■ **Work instructions**:
Output each line exactly as it appears, skipping any embedded picture.

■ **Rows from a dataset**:
#####

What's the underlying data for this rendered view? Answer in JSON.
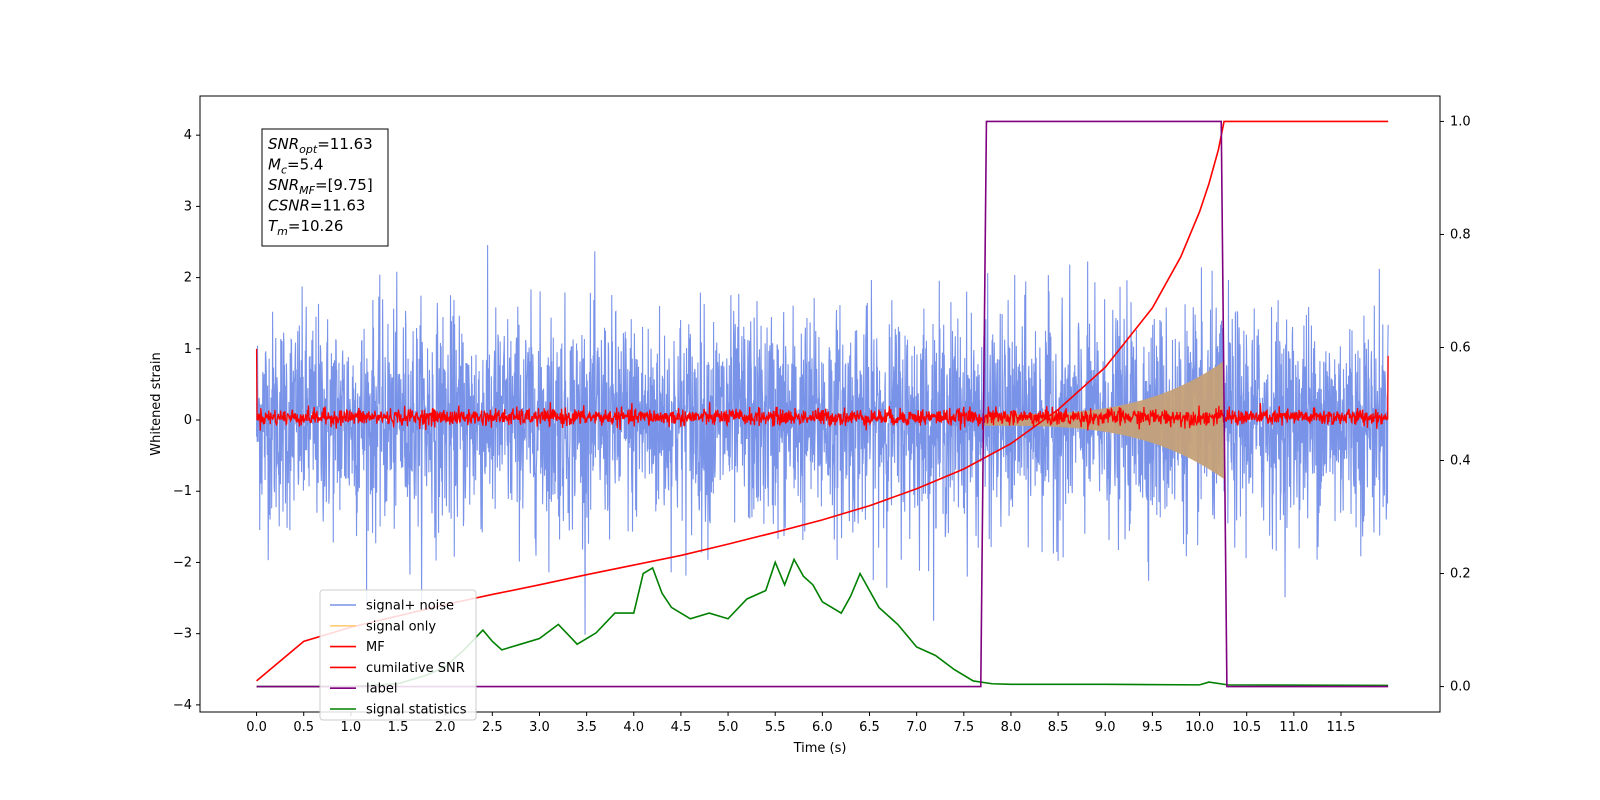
{
  "chart_data": {
    "type": "line",
    "xlabel": "Time (s)",
    "ylabel": "Whitened strain",
    "xlim": [
      -0.6,
      12.55
    ],
    "ylim_left": [
      -4.1,
      4.55
    ],
    "ylim_right": [
      -0.045,
      1.045
    ],
    "x_ticks": [
      0.0,
      0.5,
      1.0,
      1.5,
      2.0,
      2.5,
      3.0,
      3.5,
      4.0,
      4.5,
      5.0,
      5.5,
      6.0,
      6.5,
      7.0,
      7.5,
      8.0,
      8.5,
      9.0,
      9.5,
      10.0,
      10.5,
      11.0,
      11.5
    ],
    "x_tick_labels": [
      "0.0",
      "0.5",
      "1.0",
      "1.5",
      "2.0",
      "2.5",
      "3.0",
      "3.5",
      "4.0",
      "4.5",
      "5.0",
      "5.5",
      "6.0",
      "6.5",
      "7.0",
      "7.5",
      "8.0",
      "8.5",
      "9.0",
      "9.5",
      "10.0",
      "10.5",
      "11.0",
      "11.5"
    ],
    "y_ticks_left": [
      4,
      3,
      2,
      1,
      0,
      -1,
      -2,
      -3,
      -4
    ],
    "y_tick_labels_left": [
      "4",
      "3",
      "2",
      "1",
      "0",
      "−1",
      "−2",
      "−3",
      "−4"
    ],
    "y_ticks_right": [
      1.0,
      0.8,
      0.6,
      0.4,
      0.2,
      0.0
    ],
    "y_tick_labels_right": [
      "1.0",
      "0.8",
      "0.6",
      "0.4",
      "0.2",
      "0.0"
    ],
    "grid": false,
    "legend_position": "lower-left",
    "annotation": {
      "lines": [
        {
          "main": "SNR",
          "sub": "opt",
          "value": "=11.63"
        },
        {
          "main": "M",
          "sub": "c",
          "value": "=5.4"
        },
        {
          "main": "SNR",
          "sub": "MF",
          "value": "=[9.75]"
        },
        {
          "main": "CSNR",
          "sub": "",
          "value": "=11.63"
        },
        {
          "main": "T",
          "sub": "m",
          "value": "=10.26"
        }
      ]
    },
    "series": [
      {
        "name": "signal+ noise",
        "color": "#7993e8",
        "axis": "left",
        "kind": "noise",
        "x_start": 0.0,
        "x_end": 12.0,
        "amplitude_range": [
          -2.4,
          2.5
        ]
      },
      {
        "name": "signal only",
        "color": "#c4a078",
        "axis": "left",
        "kind": "chirp",
        "x_start": 7.7,
        "x_end": 10.26,
        "peak_amplitude": 0.75
      },
      {
        "name": "MF",
        "color": "#ff0000",
        "axis": "left",
        "kind": "noise",
        "x_start": 0.0,
        "x_end": 12.0,
        "amplitude_range": [
          -0.15,
          0.25
        ],
        "edge_values": [
          1.0,
          0.9
        ]
      },
      {
        "name": "cumilative SNR",
        "color": "#ff0000",
        "axis": "right",
        "x": [
          0.0,
          0.5,
          1.0,
          1.5,
          2.0,
          2.5,
          3.0,
          3.5,
          4.0,
          4.5,
          5.0,
          5.5,
          6.0,
          6.5,
          7.0,
          7.5,
          8.0,
          8.5,
          9.0,
          9.5,
          9.8,
          10.0,
          10.1,
          10.2,
          10.26,
          10.3,
          11.0,
          12.0
        ],
        "values": [
          0.01,
          0.08,
          0.105,
          0.125,
          0.145,
          0.163,
          0.18,
          0.198,
          0.215,
          0.232,
          0.252,
          0.273,
          0.295,
          0.32,
          0.35,
          0.385,
          0.43,
          0.49,
          0.565,
          0.67,
          0.76,
          0.84,
          0.89,
          0.95,
          1.0,
          1.0,
          1.0,
          1.0
        ]
      },
      {
        "name": "label",
        "color": "#800080",
        "axis": "right",
        "x": [
          0.0,
          7.68,
          7.74,
          10.23,
          10.29,
          12.0
        ],
        "values": [
          0.0,
          0.0,
          1.0,
          1.0,
          0.0,
          0.0
        ]
      },
      {
        "name": "signal statistics",
        "color": "#008000",
        "axis": "right",
        "x": [
          0.0,
          1.0,
          1.5,
          1.8,
          2.0,
          2.2,
          2.4,
          2.5,
          2.6,
          2.8,
          3.0,
          3.2,
          3.4,
          3.6,
          3.8,
          4.0,
          4.1,
          4.2,
          4.3,
          4.4,
          4.6,
          4.8,
          5.0,
          5.2,
          5.4,
          5.5,
          5.6,
          5.7,
          5.8,
          5.9,
          6.0,
          6.2,
          6.3,
          6.4,
          6.6,
          6.8,
          7.0,
          7.2,
          7.4,
          7.6,
          7.8,
          8.0,
          9.0,
          10.0,
          10.1,
          10.3,
          12.0
        ],
        "values": [
          0.0,
          0.0,
          0.005,
          0.02,
          0.035,
          0.065,
          0.1,
          0.08,
          0.065,
          0.075,
          0.085,
          0.11,
          0.075,
          0.095,
          0.13,
          0.13,
          0.2,
          0.21,
          0.165,
          0.14,
          0.12,
          0.13,
          0.12,
          0.155,
          0.17,
          0.22,
          0.18,
          0.225,
          0.195,
          0.18,
          0.15,
          0.13,
          0.16,
          0.2,
          0.14,
          0.11,
          0.07,
          0.055,
          0.03,
          0.01,
          0.005,
          0.004,
          0.004,
          0.003,
          0.008,
          0.003,
          0.002
        ]
      }
    ]
  }
}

#####

■ **Task output**:
What's the underlying data for this rendered view? Answer in JSON.
{
  "chart_data": {
    "type": "line",
    "xlabel": "Time (s)",
    "ylabel": "Whitened strain",
    "xlim": [
      -0.6,
      12.55
    ],
    "ylim_left": [
      -4.1,
      4.55
    ],
    "ylim_right": [
      -0.045,
      1.045
    ],
    "x_ticks": [
      0.0,
      0.5,
      1.0,
      1.5,
      2.0,
      2.5,
      3.0,
      3.5,
      4.0,
      4.5,
      5.0,
      5.5,
      6.0,
      6.5,
      7.0,
      7.5,
      8.0,
      8.5,
      9.0,
      9.5,
      10.0,
      10.5,
      11.0,
      11.5
    ],
    "x_tick_labels": [
      "0.0",
      "0.5",
      "1.0",
      "1.5",
      "2.0",
      "2.5",
      "3.0",
      "3.5",
      "4.0",
      "4.5",
      "5.0",
      "5.5",
      "6.0",
      "6.5",
      "7.0",
      "7.5",
      "8.0",
      "8.5",
      "9.0",
      "9.5",
      "10.0",
      "10.5",
      "11.0",
      "11.5"
    ],
    "y_ticks_left": [
      4,
      3,
      2,
      1,
      0,
      -1,
      -2,
      -3,
      -4
    ],
    "y_tick_labels_left": [
      "4",
      "3",
      "2",
      "1",
      "0",
      "−1",
      "−2",
      "−3",
      "−4"
    ],
    "y_ticks_right": [
      1.0,
      0.8,
      0.6,
      0.4,
      0.2,
      0.0
    ],
    "y_tick_labels_right": [
      "1.0",
      "0.8",
      "0.6",
      "0.4",
      "0.2",
      "0.0"
    ],
    "grid": false,
    "legend_position": "lower-left",
    "annotation": {
      "lines": [
        {
          "main": "SNR",
          "sub": "opt",
          "value": "=11.63"
        },
        {
          "main": "M",
          "sub": "c",
          "value": "=5.4"
        },
        {
          "main": "SNR",
          "sub": "MF",
          "value": "=[9.75]"
        },
        {
          "main": "CSNR",
          "sub": "",
          "value": "=11.63"
        },
        {
          "main": "T",
          "sub": "m",
          "value": "=10.26"
        }
      ]
    },
    "series": [
      {
        "name": "signal+ noise",
        "color": "#7993e8",
        "axis": "left",
        "kind": "noise",
        "x_start": 0.0,
        "x_end": 12.0,
        "amplitude_range": [
          -2.4,
          2.5
        ]
      },
      {
        "name": "signal only",
        "color": "#c4a078",
        "axis": "left",
        "kind": "chirp",
        "x_start": 7.7,
        "x_end": 10.26,
        "peak_amplitude": 0.75
      },
      {
        "name": "MF",
        "color": "#ff0000",
        "axis": "left",
        "kind": "noise",
        "x_start": 0.0,
        "x_end": 12.0,
        "amplitude_range": [
          -0.15,
          0.25
        ],
        "edge_values": [
          1.0,
          0.9
        ]
      },
      {
        "name": "cumilative SNR",
        "color": "#ff0000",
        "axis": "right",
        "x": [
          0.0,
          0.5,
          1.0,
          1.5,
          2.0,
          2.5,
          3.0,
          3.5,
          4.0,
          4.5,
          5.0,
          5.5,
          6.0,
          6.5,
          7.0,
          7.5,
          8.0,
          8.5,
          9.0,
          9.5,
          9.8,
          10.0,
          10.1,
          10.2,
          10.26,
          10.3,
          11.0,
          12.0
        ],
        "values": [
          0.01,
          0.08,
          0.105,
          0.125,
          0.145,
          0.163,
          0.18,
          0.198,
          0.215,
          0.232,
          0.252,
          0.273,
          0.295,
          0.32,
          0.35,
          0.385,
          0.43,
          0.49,
          0.565,
          0.67,
          0.76,
          0.84,
          0.89,
          0.95,
          1.0,
          1.0,
          1.0,
          1.0
        ]
      },
      {
        "name": "label",
        "color": "#800080",
        "axis": "right",
        "x": [
          0.0,
          7.68,
          7.74,
          10.23,
          10.29,
          12.0
        ],
        "values": [
          0.0,
          0.0,
          1.0,
          1.0,
          0.0,
          0.0
        ]
      },
      {
        "name": "signal statistics",
        "color": "#008000",
        "axis": "right",
        "x": [
          0.0,
          1.0,
          1.5,
          1.8,
          2.0,
          2.2,
          2.4,
          2.5,
          2.6,
          2.8,
          3.0,
          3.2,
          3.4,
          3.6,
          3.8,
          4.0,
          4.1,
          4.2,
          4.3,
          4.4,
          4.6,
          4.8,
          5.0,
          5.2,
          5.4,
          5.5,
          5.6,
          5.7,
          5.8,
          5.9,
          6.0,
          6.2,
          6.3,
          6.4,
          6.6,
          6.8,
          7.0,
          7.2,
          7.4,
          7.6,
          7.8,
          8.0,
          9.0,
          10.0,
          10.1,
          10.3,
          12.0
        ],
        "values": [
          0.0,
          0.0,
          0.005,
          0.02,
          0.035,
          0.065,
          0.1,
          0.08,
          0.065,
          0.075,
          0.085,
          0.11,
          0.075,
          0.095,
          0.13,
          0.13,
          0.2,
          0.21,
          0.165,
          0.14,
          0.12,
          0.13,
          0.12,
          0.155,
          0.17,
          0.22,
          0.18,
          0.225,
          0.195,
          0.18,
          0.15,
          0.13,
          0.16,
          0.2,
          0.14,
          0.11,
          0.07,
          0.055,
          0.03,
          0.01,
          0.005,
          0.004,
          0.004,
          0.003,
          0.008,
          0.003,
          0.002
        ]
      }
    ]
  }
}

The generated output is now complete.